* _Stated exercise_: Reproduce the entries below in full, word for word.

* _Data provided_:
┌────────

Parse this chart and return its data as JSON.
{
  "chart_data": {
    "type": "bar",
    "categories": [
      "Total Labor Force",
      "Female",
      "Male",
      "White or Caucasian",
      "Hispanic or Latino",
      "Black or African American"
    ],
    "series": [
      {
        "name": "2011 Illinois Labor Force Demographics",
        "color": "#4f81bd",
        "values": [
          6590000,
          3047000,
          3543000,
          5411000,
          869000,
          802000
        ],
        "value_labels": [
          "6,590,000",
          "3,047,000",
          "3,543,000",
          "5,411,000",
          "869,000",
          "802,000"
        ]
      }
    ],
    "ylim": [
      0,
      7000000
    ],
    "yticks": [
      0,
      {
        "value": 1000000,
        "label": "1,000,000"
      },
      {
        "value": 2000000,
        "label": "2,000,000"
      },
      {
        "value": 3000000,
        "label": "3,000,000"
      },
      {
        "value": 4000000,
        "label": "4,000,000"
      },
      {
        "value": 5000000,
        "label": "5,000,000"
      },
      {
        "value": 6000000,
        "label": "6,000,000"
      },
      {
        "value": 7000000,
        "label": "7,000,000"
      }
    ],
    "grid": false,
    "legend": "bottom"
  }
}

└────────

* _Answer for this exercise_:
Parse this chart and return its data as JSON.
{
  "chart_data": {
    "type": "bar",
    "categories": [
      "Total Labor Force",
      "Female",
      "Male",
      "White or Caucasian",
      "Hispanic or Latino",
      "Black or African American"
    ],
    "series": [
      {
        "name": "2011 Illinois Labor Force Demographics",
        "color": "#4f81bd",
        "values": [
          6590000,
          3047000,
          3543000,
          5411000,
          869000,
          802000
        ],
        "value_labels": [
          "6,590,000",
          "3,047,000",
          "3,543,000",
          "5,411,000",
          "869,000",
          "802,000"
        ]
      }
    ],
    "ylim": [
      0,
      7000000
    ],
    "yticks": [
      0,
      {
        "value": 1000000,
        "label": "1,000,000"
      },
      {
        "value": 2000000,
        "label": "2,000,000"
      },
      {
        "value": 3000000,
        "label": "3,000,000"
      },
      {
        "value": 4000000,
        "label": "4,000,000"
      },
      {
        "value": 5000000,
        "label": "5,000,000"
      },
      {
        "value": 6000000,
        "label": "6,000,000"
      },
      {
        "value": 7000000,
        "label": "7,000,000"
      }
    ],
    "grid": false,
    "legend": "bottom"
  }
}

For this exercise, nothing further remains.